Start

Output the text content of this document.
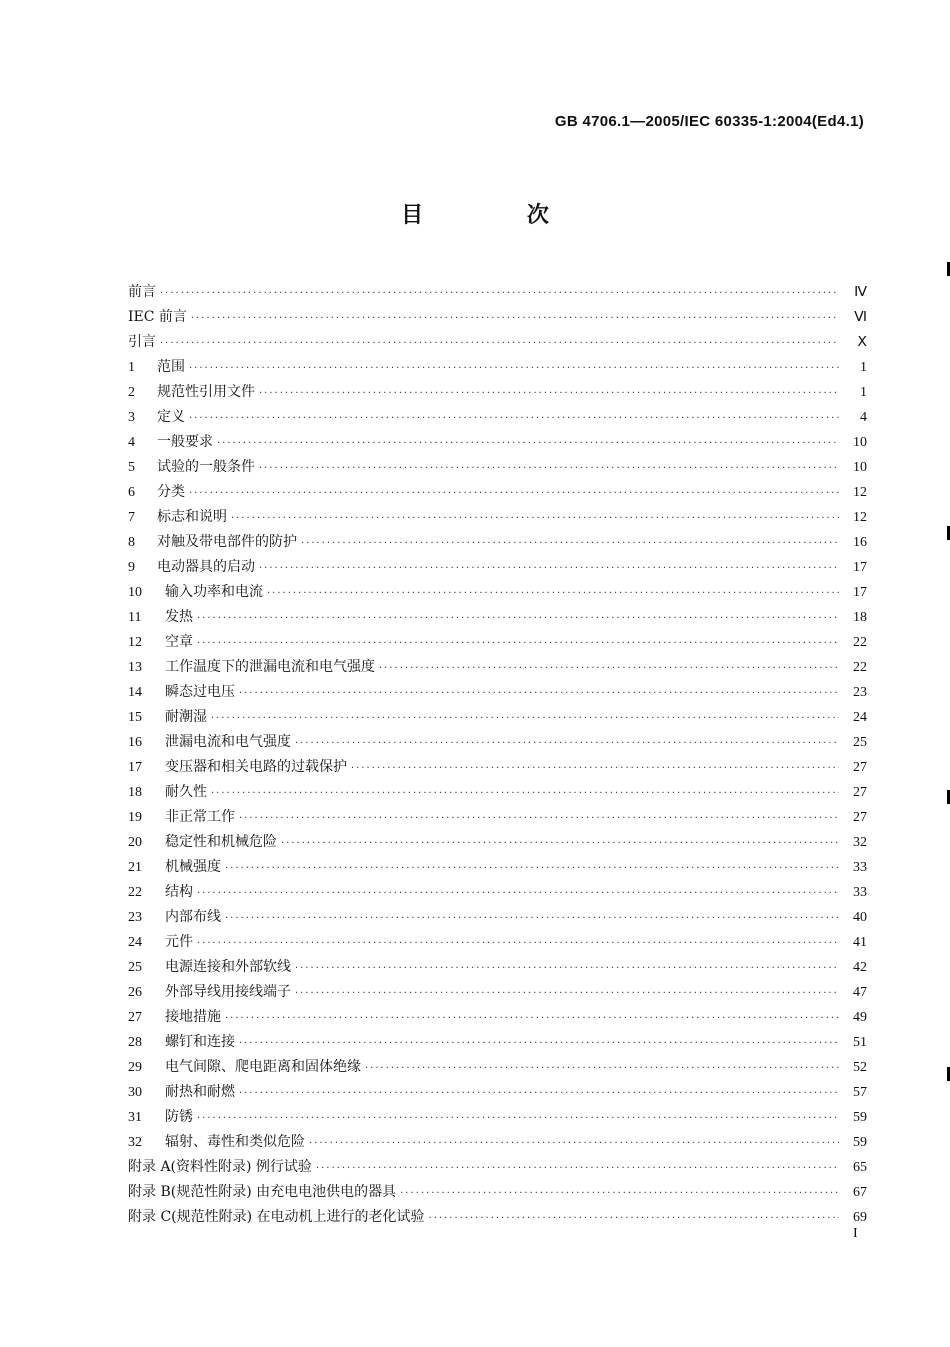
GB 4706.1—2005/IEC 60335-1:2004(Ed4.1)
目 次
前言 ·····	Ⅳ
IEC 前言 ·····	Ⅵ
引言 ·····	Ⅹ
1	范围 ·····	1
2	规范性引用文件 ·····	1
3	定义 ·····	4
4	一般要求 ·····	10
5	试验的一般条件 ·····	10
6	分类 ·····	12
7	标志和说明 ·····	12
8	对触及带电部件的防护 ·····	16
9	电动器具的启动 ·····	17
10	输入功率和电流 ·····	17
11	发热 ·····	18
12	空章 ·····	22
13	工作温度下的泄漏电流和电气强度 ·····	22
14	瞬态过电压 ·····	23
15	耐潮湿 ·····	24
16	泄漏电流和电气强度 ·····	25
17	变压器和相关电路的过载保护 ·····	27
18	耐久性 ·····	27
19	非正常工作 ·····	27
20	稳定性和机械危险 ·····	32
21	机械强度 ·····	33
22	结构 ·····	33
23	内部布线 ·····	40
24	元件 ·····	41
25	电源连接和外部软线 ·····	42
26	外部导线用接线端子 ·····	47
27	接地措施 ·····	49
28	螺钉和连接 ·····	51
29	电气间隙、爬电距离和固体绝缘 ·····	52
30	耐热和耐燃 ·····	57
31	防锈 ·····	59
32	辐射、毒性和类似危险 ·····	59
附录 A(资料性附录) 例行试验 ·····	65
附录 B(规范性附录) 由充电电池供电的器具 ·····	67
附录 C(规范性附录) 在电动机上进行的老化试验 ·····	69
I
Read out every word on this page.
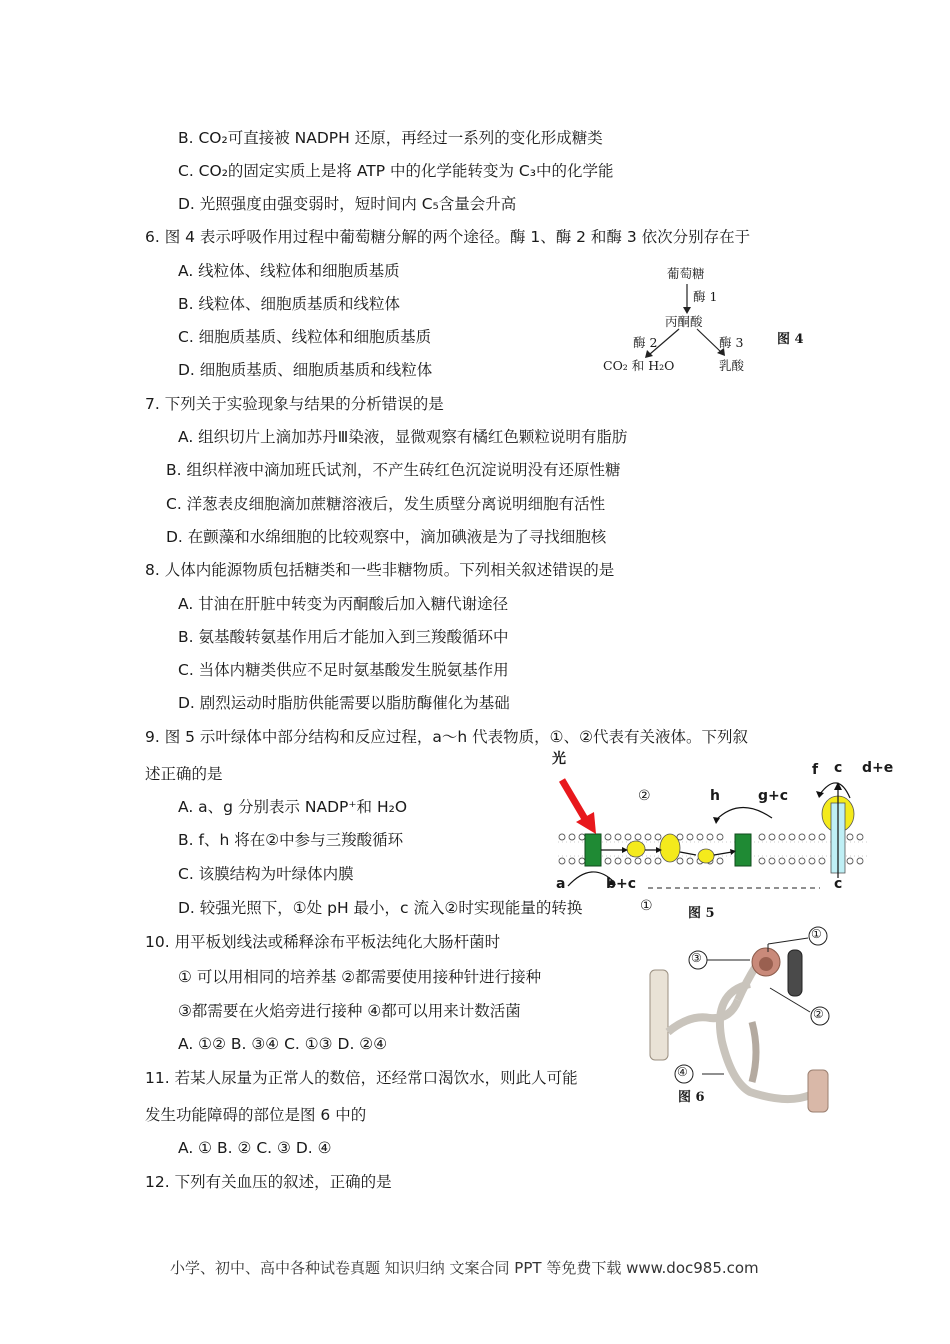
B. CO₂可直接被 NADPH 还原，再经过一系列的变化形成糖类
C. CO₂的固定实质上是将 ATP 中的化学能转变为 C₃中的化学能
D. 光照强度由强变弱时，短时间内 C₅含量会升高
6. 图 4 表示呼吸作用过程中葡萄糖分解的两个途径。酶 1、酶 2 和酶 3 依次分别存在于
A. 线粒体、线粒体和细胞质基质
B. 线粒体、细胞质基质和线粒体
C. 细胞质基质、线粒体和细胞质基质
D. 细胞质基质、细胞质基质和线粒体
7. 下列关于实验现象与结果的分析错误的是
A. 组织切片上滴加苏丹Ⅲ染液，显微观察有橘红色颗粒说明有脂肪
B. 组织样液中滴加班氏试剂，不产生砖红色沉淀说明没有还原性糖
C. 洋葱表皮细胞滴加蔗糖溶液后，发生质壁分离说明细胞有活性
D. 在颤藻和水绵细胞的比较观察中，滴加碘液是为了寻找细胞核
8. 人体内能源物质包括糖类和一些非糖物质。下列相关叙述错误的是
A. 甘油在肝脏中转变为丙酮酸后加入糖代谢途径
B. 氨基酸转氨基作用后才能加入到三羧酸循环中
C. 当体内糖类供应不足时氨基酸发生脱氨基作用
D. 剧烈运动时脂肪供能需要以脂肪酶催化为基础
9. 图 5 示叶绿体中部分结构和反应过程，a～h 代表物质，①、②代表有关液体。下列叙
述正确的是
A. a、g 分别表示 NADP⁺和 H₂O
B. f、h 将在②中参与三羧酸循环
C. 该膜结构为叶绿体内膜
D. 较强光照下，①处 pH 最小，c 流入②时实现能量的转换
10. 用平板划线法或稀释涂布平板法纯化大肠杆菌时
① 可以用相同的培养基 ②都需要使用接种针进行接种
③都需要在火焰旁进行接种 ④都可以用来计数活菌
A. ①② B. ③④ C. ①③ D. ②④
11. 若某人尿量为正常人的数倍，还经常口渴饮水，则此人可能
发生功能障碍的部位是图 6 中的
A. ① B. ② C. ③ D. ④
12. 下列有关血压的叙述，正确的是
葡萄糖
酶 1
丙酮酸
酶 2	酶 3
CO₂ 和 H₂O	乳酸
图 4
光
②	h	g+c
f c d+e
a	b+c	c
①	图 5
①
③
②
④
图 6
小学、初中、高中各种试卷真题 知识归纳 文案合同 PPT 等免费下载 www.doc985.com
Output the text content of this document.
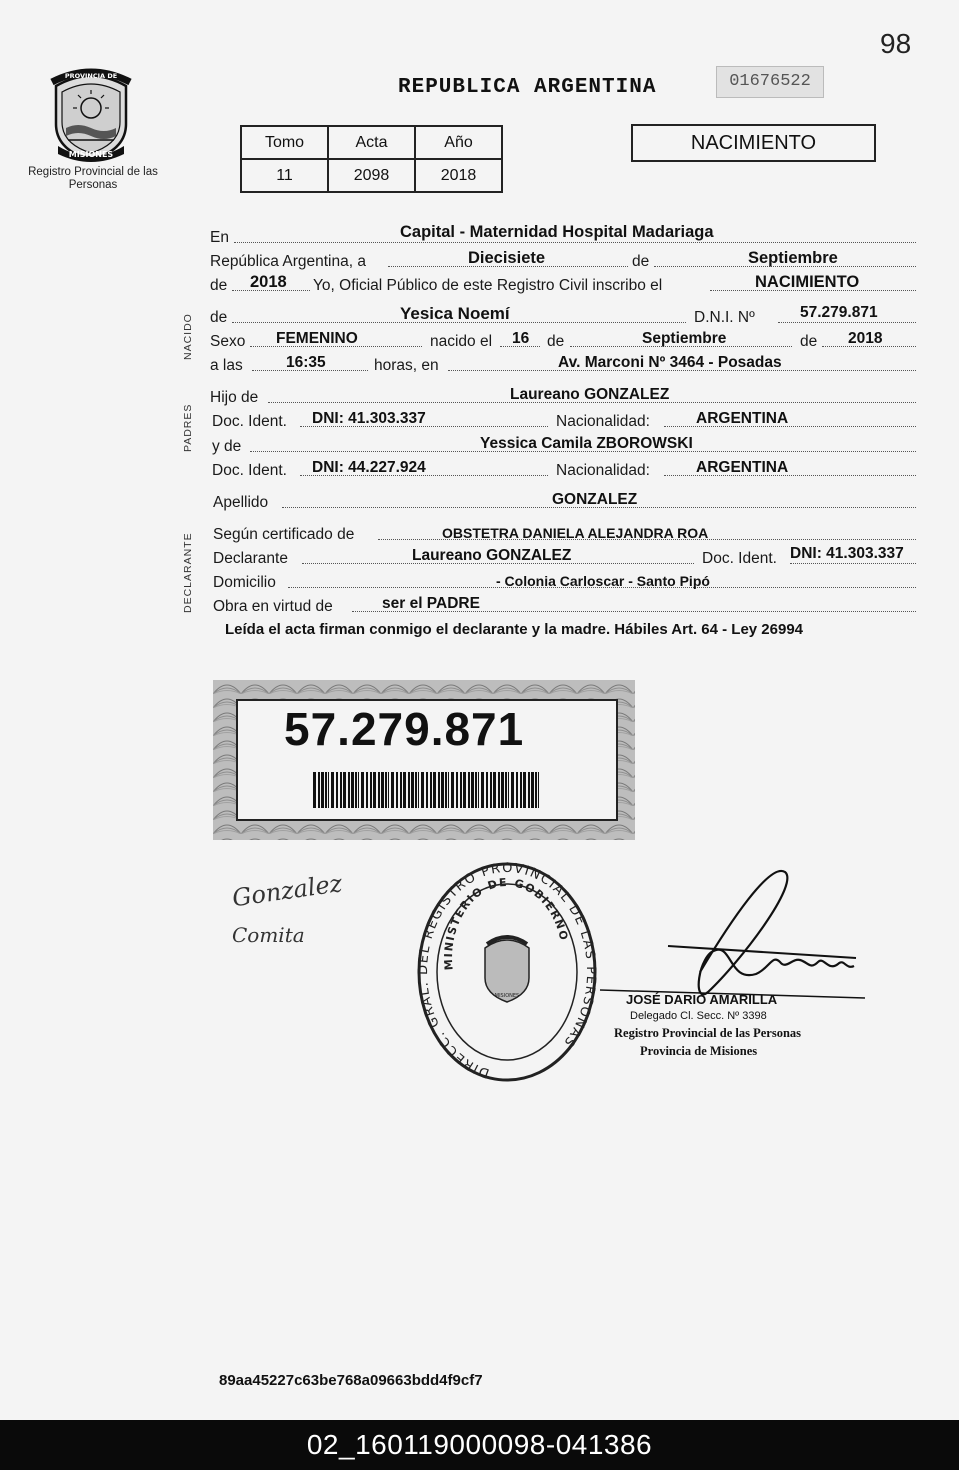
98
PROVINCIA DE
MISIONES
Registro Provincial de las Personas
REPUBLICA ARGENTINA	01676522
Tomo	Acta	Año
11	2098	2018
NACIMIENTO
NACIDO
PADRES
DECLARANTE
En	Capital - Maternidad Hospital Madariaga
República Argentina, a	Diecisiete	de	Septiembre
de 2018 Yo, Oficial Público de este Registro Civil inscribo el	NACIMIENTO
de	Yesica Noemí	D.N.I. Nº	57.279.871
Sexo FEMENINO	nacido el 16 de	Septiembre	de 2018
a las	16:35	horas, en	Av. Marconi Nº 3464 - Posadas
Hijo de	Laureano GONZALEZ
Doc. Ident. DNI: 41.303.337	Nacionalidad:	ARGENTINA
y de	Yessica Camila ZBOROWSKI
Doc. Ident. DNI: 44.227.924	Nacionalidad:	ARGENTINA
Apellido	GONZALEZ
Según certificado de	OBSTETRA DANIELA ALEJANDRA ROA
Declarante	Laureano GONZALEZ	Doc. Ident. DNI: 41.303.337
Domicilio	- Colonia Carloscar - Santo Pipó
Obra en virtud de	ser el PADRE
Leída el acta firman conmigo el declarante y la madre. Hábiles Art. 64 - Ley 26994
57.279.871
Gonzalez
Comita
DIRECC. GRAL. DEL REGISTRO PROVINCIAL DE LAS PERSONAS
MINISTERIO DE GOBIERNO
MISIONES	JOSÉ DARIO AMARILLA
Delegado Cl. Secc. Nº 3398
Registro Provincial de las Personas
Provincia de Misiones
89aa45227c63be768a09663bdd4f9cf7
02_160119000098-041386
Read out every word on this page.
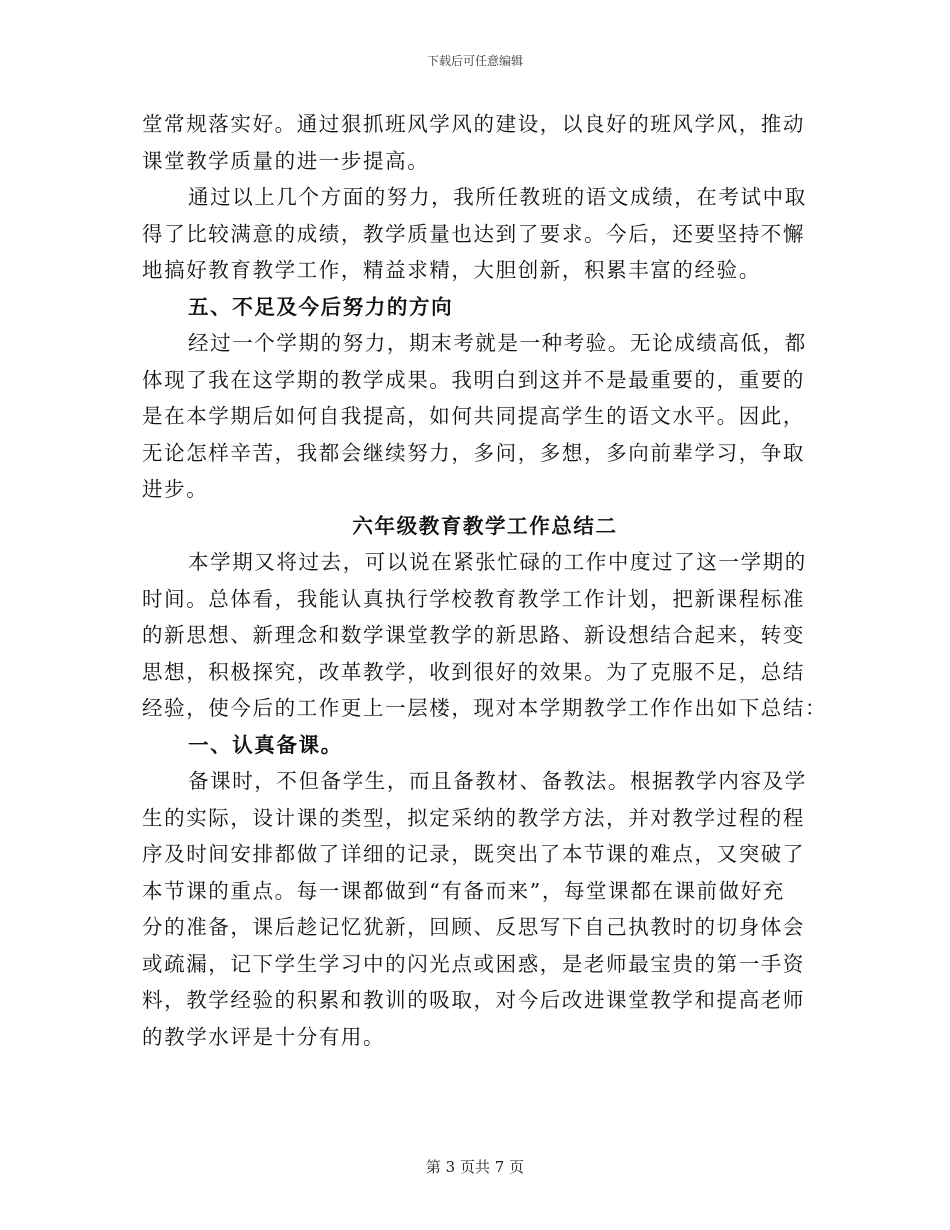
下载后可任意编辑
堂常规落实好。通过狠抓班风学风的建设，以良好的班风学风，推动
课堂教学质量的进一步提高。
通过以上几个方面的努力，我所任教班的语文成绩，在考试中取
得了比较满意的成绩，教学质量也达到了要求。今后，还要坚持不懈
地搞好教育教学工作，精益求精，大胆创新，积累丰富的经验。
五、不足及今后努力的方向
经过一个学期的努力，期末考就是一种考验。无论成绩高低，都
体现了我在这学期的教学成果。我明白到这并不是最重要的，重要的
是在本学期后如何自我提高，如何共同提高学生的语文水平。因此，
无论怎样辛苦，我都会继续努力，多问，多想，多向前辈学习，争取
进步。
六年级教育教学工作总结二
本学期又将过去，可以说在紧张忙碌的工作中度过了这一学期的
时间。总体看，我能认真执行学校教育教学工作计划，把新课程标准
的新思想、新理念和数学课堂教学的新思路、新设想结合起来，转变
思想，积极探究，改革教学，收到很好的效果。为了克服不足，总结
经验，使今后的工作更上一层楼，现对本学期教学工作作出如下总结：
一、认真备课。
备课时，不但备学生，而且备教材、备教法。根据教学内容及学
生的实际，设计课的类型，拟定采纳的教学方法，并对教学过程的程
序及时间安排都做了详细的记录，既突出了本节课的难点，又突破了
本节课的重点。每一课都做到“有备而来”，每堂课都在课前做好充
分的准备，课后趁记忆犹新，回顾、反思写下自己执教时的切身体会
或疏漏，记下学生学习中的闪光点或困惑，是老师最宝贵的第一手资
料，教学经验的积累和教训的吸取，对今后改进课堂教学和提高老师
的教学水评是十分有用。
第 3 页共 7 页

End

◆ WHAT IS EXPECTED
Copy out every line of the material above exactly, skipping the pictures.

◆ ANSWER IN FULL
Output the text content of this document.
GB 4706.1—2005/IEC 60335-1:2004(Ed4.1)
目 次
前言 ·····	Ⅳ
IEC 前言 ·····	Ⅵ
引言 ·····	Ⅹ
1	范围 ·····	1
2	规范性引用文件 ·····	1
3	定义 ·····	4
4	一般要求 ·····	10
5	试验的一般条件 ·····	10
6	分类 ·····	12
7	标志和说明 ·····	12
8	对触及带电部件的防护 ·····	16
9	电动器具的启动 ·····	17
10	输入功率和电流 ·····	17
11	发热 ·····	18
12	空章 ·····	22
13	工作温度下的泄漏电流和电气强度 ·····	22
14	瞬态过电压 ·····	23
15	耐潮湿 ·····	24
16	泄漏电流和电气强度 ·····	25
17	变压器和相关电路的过载保护 ·····	27
18	耐久性 ·····	27
19	非正常工作 ·····	27
20	稳定性和机械危险 ·····	32
21	机械强度 ·····	33
22	结构 ·····	33
23	内部布线 ·····	40
24	元件 ·····	41
25	电源连接和外部软线 ·····	42
26	外部导线用接线端子 ·····	47
27	接地措施 ·····	49
28	螺钉和连接 ·····	51
29	电气间隙、爬电距离和固体绝缘 ·····	52
30	耐热和耐燃 ·····	57
31	防锈 ·····	59
32	辐射、毒性和类似危险 ·····	59
附录 A(资料性附录) 例行试验 ·····	65
附录 B(规范性附录) 由充电电池供电的器具 ·····	67
附录 C(规范性附录) 在电动机上进行的老化试验 ·····	69
I
Read out every word on this page.
B. CO₂可直接被 NADPH 还原，再经过一系列的变化形成糖类
C. CO₂的固定实质上是将 ATP 中的化学能转变为 C₃中的化学能
D. 光照强度由强变弱时，短时间内 C₅含量会升高
6. 图 4 表示呼吸作用过程中葡萄糖分解的两个途径。酶 1、酶 2 和酶 3 依次分别存在于
A. 线粒体、线粒体和细胞质基质
B. 线粒体、细胞质基质和线粒体
C. 细胞质基质、线粒体和细胞质基质
D. 细胞质基质、细胞质基质和线粒体
7. 下列关于实验现象与结果的分析错误的是
A. 组织切片上滴加苏丹Ⅲ染液，显微观察有橘红色颗粒说明有脂肪
B. 组织样液中滴加班氏试剂，不产生砖红色沉淀说明没有还原性糖
C. 洋葱表皮细胞滴加蔗糖溶液后，发生质壁分离说明细胞有活性
D. 在颤藻和水绵细胞的比较观察中，滴加碘液是为了寻找细胞核
8. 人体内能源物质包括糖类和一些非糖物质。下列相关叙述错误的是
A. 甘油在肝脏中转变为丙酮酸后加入糖代谢途径
B. 氨基酸转氨基作用后才能加入到三羧酸循环中
C. 当体内糖类供应不足时氨基酸发生脱氨基作用
D. 剧烈运动时脂肪供能需要以脂肪酶催化为基础
9. 图 5 示叶绿体中部分结构和反应过程，a～h 代表物质，①、②代表有关液体。下列叙
述正确的是
A. a、g 分别表示 NADP⁺和 H₂O
B. f、h 将在②中参与三羧酸循环
C. 该膜结构为叶绿体内膜
D. 较强光照下，①处 pH 最小，c 流入②时实现能量的转换
10. 用平板划线法或稀释涂布平板法纯化大肠杆菌时
① 可以用相同的培养基 ②都需要使用接种针进行接种
③都需要在火焰旁进行接种 ④都可以用来计数活菌
A. ①② B. ③④ C. ①③ D. ②④
11. 若某人尿量为正常人的数倍，还经常口渴饮水，则此人可能
发生功能障碍的部位是图 6 中的
A. ① B. ② C. ③ D. ④
12. 下列有关血压的叙述，正确的是
葡萄糖
酶 1
丙酮酸
酶 2	酶 3
CO₂ 和 H₂O	乳酸
图 4
光
②	h	g+c
f c d+e
a	b+c	c
①	图 5
①
③
②
④
图 6
小学、初中、高中各种试卷真题 知识归纳 文案合同 PPT 等免费下载 www.doc985.com
Output the text content of this document.
98
PROVINCIA DE
MISIONES
Registro Provincial de las Personas
REPUBLICA ARGENTINA	01676522
Tomo	Acta	Año
11	2098	2018
NACIMIENTO
NACIDO
PADRES
DECLARANTE
En	Capital - Maternidad Hospital Madariaga
República Argentina, a	Diecisiete	de	Septiembre
de 2018 Yo, Oficial Público de este Registro Civil inscribo el	NACIMIENTO
de	Yesica Noemí	D.N.I. Nº	57.279.871
Sexo FEMENINO	nacido el 16 de	Septiembre	de 2018
a las	16:35	horas, en	Av. Marconi Nº 3464 - Posadas
Hijo de	Laureano GONZALEZ
Doc. Ident. DNI: 41.303.337	Nacionalidad:	ARGENTINA
y de	Yessica Camila ZBOROWSKI
Doc. Ident. DNI: 44.227.924	Nacionalidad:	ARGENTINA
Apellido	GONZALEZ
Según certificado de	OBSTETRA DANIELA ALEJANDRA ROA
Declarante	Laureano GONZALEZ	Doc. Ident. DNI: 41.303.337
Domicilio	- Colonia Carloscar - Santo Pipó
Obra en virtud de	ser el PADRE
Leída el acta firman conmigo el declarante y la madre. Hábiles Art. 64 - Ley 26994
57.279.871
Gonzalez
Comita
DIRECC. GRAL. DEL REGISTRO PROVINCIAL DE LAS PERSONAS
MINISTERIO DE GOBIERNO
MISIONES	JOSÉ DARIO AMARILLA
Delegado Cl. Secc. Nº 3398
Registro Provincial de las Personas
Provincia de Misiones
89aa45227c63be768a09663bdd4f9cf7
02_160119000098-041386
Read out every word on this page.
下载后可任意编辑
堂常规落实好。通过狠抓班风学风的建设，以良好的班风学风，推动
课堂教学质量的进一步提高。
通过以上几个方面的努力，我所任教班的语文成绩，在考试中取
得了比较满意的成绩，教学质量也达到了要求。今后，还要坚持不懈
地搞好教育教学工作，精益求精，大胆创新，积累丰富的经验。
五、不足及今后努力的方向
经过一个学期的努力，期末考就是一种考验。无论成绩高低，都
体现了我在这学期的教学成果。我明白到这并不是最重要的，重要的
是在本学期后如何自我提高，如何共同提高学生的语文水平。因此，
无论怎样辛苦，我都会继续努力，多问，多想，多向前辈学习，争取
进步。
六年级教育教学工作总结二
本学期又将过去，可以说在紧张忙碌的工作中度过了这一学期的
时间。总体看，我能认真执行学校教育教学工作计划，把新课程标准
的新思想、新理念和数学课堂教学的新思路、新设想结合起来，转变
思想，积极探究，改革教学，收到很好的效果。为了克服不足，总结
经验，使今后的工作更上一层楼，现对本学期教学工作作出如下总结：
一、认真备课。
备课时，不但备学生，而且备教材、备教法。根据教学内容及学
生的实际，设计课的类型，拟定采纳的教学方法，并对教学过程的程
序及时间安排都做了详细的记录，既突出了本节课的难点，又突破了
本节课的重点。每一课都做到“有备而来”，每堂课都在课前做好充
分的准备，课后趁记忆犹新，回顾、反思写下自己执教时的切身体会
或疏漏，记下学生学习中的闪光点或困惑，是老师最宝贵的第一手资
料，教学经验的积累和教训的吸取，对今后改进课堂教学和提高老师
的教学水评是十分有用。
第 3 页共 7 页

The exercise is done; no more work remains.